Leaving out the pictures, transcribe all of the records faithfully.

____

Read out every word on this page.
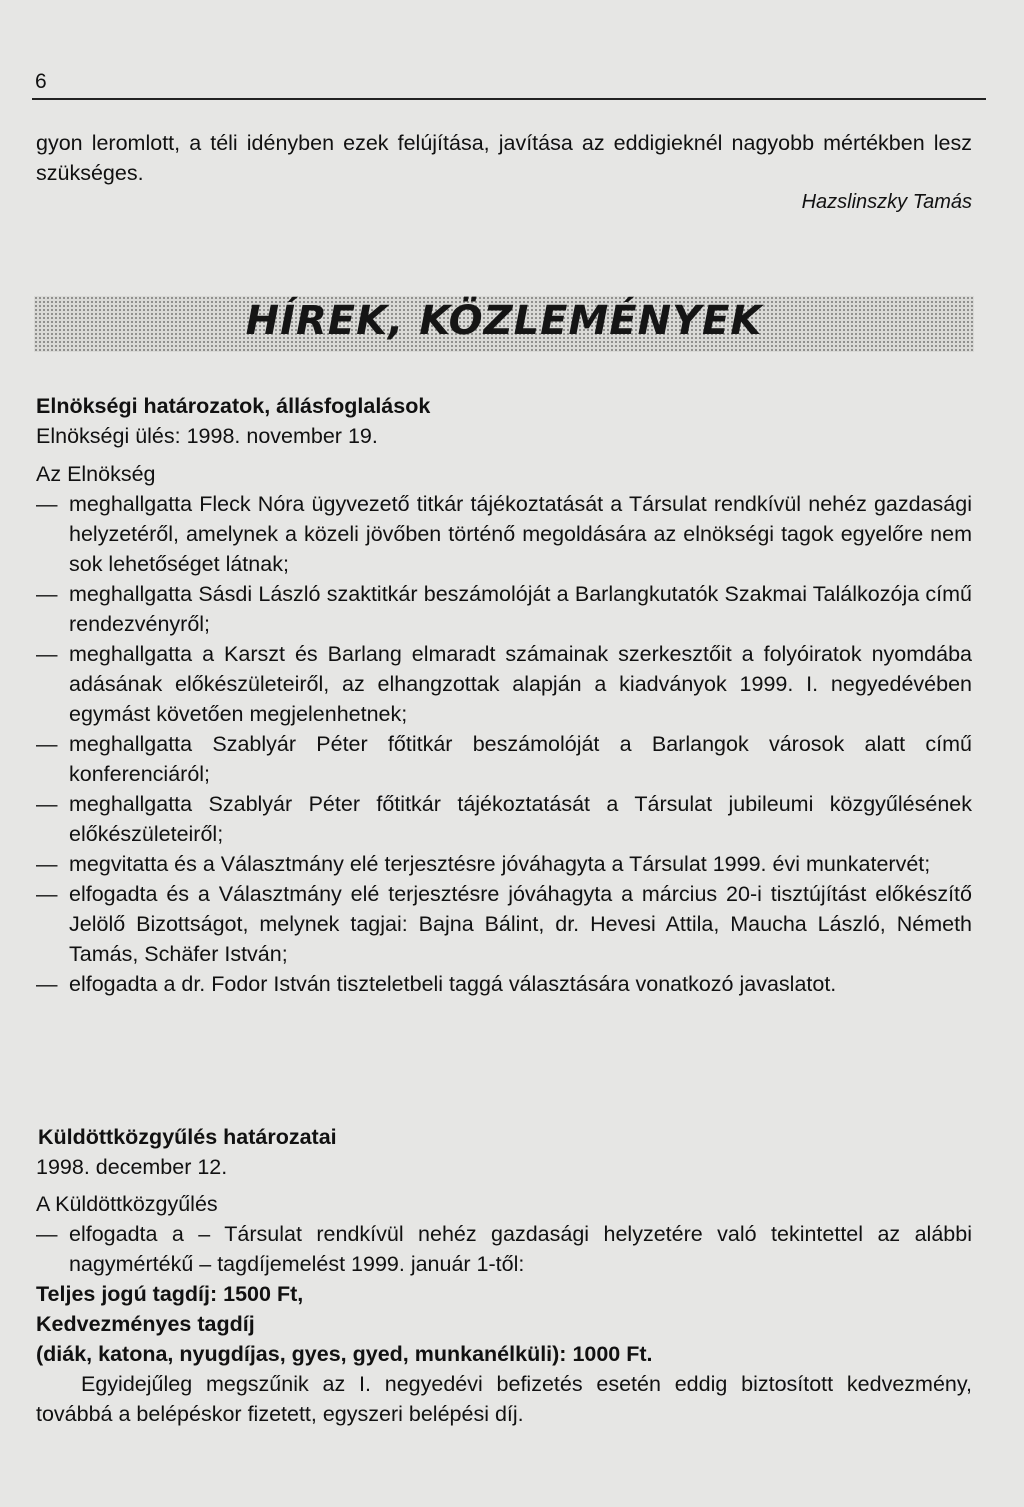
6

gyon leromlott, a téli idényben ezek felújítása, javítása az eddigieknél nagyobb mértékben lesz szükséges.

Hazslinszky Tamás

HÍREK, KÖZLEMÉNYEK

Elnökségi határozatok, állásfoglalások

Elnökségi ülés: 1998. november 19.

Az Elnökség

— meghallgatta Fleck Nóra ügyvezető titkár tájékoztatását a Társulat rendkívül nehéz gazdasági helyzetéről, amelynek a közeli jövőben történő megoldására az elnökségi tagok egyelőre nem sok lehetőséget látnak;

— meghallgatta Sásdi László szaktitkár beszámolóját a Barlangkutatók Szakmai Találkozója című rendezvényről;

— meghallgatta a Karszt és Barlang elmaradt számainak szerkesztőit a folyóiratok nyomdába adásának előkészületeiről, az elhangzottak alapján a kiadványok 1999. I. negyedévében egymást követően megjelenhetnek;

— meghallgatta Szablyár Péter főtitkár beszámolóját a Barlangok városok alatt című konferenciáról;

— meghallgatta Szablyár Péter főtitkár tájékoztatását a Társulat jubileumi közgyűlésének előkészületeiről;

— megvitatta és a Választmány elé terjesztésre jóváhagyta a Társulat 1999. évi munkatervét;

— elfogadta és a Választmány elé terjesztésre jóváhagyta a március 20-i tisztújítást előkészítő Jelölő Bizottságot, melynek tagjai: Bajna Bálint, dr. Hevesi Attila, Maucha László, Németh Tamás, Schäfer István;

— elfogadta a dr. Fodor István tiszteletbeli taggá választására vonatkozó javaslatot.

Küldöttközgyűlés határozatai

1998. december 12.

A Küldöttközgyűlés

— elfogadta a – Társulat rendkívül nehéz gazdasági helyzetére való tekintettel az alábbi nagymértékű – tagdíjemelést 1999. január 1-től:

Teljes jogú tagdíj: 1500 Ft,

Kedvezményes tagdíj

(diák, katona, nyugdíjas, gyes, gyed, munkanélküli): 1000 Ft.

Egyidejűleg megszűnik az I. negyedévi befizetés esetén eddig biztosított kedvezmény, továbbá a belépéskor fizetett, egyszeri belépési díj.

____

- [WRITTEN REPLY]
Read out every word on this page.
6

gyon leromlott, a téli idényben ezek felújítása, javítása az eddigieknél nagyobb mértékben lesz szükséges.

Hazslinszky Tamás

HÍREK, KÖZLEMÉNYEK

Elnökségi határozatok, állásfoglalások

Elnökségi ülés: 1998. november 19.

Az Elnökség

— meghallgatta Fleck Nóra ügyvezető titkár tájékoztatását a Társulat rendkívül nehéz gazdasági helyzetéről, amelynek a közeli jövőben történő megoldására az elnökségi tagok egyelőre nem sok lehetőséget látnak;

— meghallgatta Sásdi László szaktitkár beszámolóját a Barlangkutatók Szakmai Találkozója című rendezvényről;

— meghallgatta a Karszt és Barlang elmaradt számainak szerkesztőit a folyóiratok nyomdába adásának előkészületeiről, az elhangzottak alapján a kiadványok 1999. I. negyedévében egymást követően megjelenhetnek;

— meghallgatta Szablyár Péter főtitkár beszámolóját a Barlangok városok alatt című konferenciáról;

— meghallgatta Szablyár Péter főtitkár tájékoztatását a Társulat jubileumi közgyűlésének előkészületeiről;

— megvitatta és a Választmány elé terjesztésre jóváhagyta a Társulat 1999. évi munkatervét;

— elfogadta és a Választmány elé terjesztésre jóváhagyta a március 20-i tisztújítást előkészítő Jelölő Bizottságot, melynek tagjai: Bajna Bálint, dr. Hevesi Attila, Maucha László, Németh Tamás, Schäfer István;

— elfogadta a dr. Fodor István tiszteletbeli taggá választására vonatkozó javaslatot.

Küldöttközgyűlés határozatai

1998. december 12.

A Küldöttközgyűlés

— elfogadta a – Társulat rendkívül nehéz gazdasági helyzetére való tekintettel az alábbi nagymértékű – tagdíjemelést 1999. január 1-től:

Teljes jogú tagdíj: 1500 Ft,

Kedvezményes tagdíj

(diák, katona, nyugdíjas, gyes, gyed, munkanélküli): 1000 Ft.

Egyidejűleg megszűnik az I. negyedévi befizetés esetén eddig biztosított kedvezmény, továbbá a belépéskor fizetett, egyszeri belépési díj.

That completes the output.